--- BEGIN Entries provided ---
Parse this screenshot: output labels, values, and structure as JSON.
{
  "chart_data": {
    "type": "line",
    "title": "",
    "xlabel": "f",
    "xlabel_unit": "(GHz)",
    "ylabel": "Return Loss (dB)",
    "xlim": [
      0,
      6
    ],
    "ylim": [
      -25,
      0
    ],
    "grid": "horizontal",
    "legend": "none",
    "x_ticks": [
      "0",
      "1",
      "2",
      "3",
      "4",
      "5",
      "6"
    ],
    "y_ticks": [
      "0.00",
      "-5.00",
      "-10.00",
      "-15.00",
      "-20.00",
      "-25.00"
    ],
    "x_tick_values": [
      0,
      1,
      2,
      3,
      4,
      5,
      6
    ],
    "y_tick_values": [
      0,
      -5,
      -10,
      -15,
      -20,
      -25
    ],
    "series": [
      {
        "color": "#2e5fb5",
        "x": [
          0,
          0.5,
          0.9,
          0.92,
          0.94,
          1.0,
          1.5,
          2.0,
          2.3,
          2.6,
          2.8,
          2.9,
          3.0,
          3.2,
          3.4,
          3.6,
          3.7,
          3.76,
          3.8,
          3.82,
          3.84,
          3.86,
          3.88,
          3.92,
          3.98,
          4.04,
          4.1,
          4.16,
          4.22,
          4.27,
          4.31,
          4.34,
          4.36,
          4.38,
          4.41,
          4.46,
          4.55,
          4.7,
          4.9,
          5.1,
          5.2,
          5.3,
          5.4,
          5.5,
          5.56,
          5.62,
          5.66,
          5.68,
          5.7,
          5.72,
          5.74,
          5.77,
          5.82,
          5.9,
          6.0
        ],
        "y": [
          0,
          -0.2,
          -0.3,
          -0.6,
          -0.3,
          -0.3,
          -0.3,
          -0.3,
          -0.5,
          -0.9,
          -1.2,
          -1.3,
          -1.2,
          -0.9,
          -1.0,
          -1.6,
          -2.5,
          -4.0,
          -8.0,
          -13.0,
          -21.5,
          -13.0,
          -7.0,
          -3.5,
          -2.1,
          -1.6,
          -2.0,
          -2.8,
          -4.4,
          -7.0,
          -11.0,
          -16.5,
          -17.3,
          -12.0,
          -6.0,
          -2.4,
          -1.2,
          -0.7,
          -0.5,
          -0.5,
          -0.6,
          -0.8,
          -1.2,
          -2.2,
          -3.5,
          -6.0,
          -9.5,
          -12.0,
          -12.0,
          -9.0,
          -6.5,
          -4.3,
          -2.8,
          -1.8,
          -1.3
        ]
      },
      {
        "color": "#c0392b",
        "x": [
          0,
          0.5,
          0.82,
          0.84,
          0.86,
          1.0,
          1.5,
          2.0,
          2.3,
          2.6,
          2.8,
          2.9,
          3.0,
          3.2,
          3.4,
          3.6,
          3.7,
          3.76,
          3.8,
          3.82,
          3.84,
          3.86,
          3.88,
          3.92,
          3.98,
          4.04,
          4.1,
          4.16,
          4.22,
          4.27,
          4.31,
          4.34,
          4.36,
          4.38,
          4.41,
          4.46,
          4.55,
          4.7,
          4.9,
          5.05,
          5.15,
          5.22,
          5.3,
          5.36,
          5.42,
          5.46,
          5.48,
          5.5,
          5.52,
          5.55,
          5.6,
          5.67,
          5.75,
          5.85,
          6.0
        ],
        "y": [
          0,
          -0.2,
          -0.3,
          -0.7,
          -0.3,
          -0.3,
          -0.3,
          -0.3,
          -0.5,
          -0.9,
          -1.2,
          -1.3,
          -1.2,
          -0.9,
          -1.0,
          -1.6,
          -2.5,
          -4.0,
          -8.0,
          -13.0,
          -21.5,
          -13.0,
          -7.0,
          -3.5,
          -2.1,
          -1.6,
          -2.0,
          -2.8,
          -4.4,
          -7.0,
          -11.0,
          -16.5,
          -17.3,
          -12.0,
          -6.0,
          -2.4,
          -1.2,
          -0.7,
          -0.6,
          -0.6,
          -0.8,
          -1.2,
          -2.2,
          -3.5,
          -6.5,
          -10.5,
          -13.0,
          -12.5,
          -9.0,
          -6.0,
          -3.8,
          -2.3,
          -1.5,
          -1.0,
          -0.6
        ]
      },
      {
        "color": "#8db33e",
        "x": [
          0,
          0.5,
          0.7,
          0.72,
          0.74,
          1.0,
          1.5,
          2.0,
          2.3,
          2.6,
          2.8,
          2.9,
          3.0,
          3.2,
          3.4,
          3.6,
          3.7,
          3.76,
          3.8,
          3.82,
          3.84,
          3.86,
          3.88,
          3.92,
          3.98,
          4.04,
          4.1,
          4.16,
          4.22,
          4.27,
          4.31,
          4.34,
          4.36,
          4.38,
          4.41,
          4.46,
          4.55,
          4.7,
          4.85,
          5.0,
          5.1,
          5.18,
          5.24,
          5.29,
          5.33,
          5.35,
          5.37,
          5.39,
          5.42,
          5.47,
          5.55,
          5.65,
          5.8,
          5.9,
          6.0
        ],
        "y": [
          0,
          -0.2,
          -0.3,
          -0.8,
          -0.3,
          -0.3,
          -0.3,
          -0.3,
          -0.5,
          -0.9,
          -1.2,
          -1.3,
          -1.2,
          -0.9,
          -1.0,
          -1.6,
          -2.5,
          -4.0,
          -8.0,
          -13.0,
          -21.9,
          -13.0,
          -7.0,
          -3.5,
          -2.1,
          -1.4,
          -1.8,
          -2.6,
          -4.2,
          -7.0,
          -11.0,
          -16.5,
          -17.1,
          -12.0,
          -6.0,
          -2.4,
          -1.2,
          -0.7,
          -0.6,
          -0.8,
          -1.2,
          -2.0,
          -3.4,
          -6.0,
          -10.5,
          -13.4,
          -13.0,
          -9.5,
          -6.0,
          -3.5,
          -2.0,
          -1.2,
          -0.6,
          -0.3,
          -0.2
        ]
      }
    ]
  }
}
--- END Entries provided ---
--- BEGIN Entries provided ---
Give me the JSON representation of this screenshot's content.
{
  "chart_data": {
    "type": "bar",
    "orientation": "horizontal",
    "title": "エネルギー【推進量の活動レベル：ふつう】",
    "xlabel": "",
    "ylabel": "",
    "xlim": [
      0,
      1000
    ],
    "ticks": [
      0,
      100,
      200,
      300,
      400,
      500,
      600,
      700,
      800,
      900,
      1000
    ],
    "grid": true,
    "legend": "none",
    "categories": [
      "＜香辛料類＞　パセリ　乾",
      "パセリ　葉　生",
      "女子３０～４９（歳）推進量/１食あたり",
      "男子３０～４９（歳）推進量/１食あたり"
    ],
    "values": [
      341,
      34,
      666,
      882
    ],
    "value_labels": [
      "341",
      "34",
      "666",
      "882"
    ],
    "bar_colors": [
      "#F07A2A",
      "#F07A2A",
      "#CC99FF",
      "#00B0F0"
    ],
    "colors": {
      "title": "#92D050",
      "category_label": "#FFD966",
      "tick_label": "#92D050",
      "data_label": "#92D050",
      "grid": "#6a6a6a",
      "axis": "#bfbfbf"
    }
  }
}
--- END Entries provided ---
Which lines include the word "title"? Copy every one of them.

:: Result ::
    "title": "",
    "title": "エネルギー【推進量の活動レベル：ふつう】",
      "title": "#92D050",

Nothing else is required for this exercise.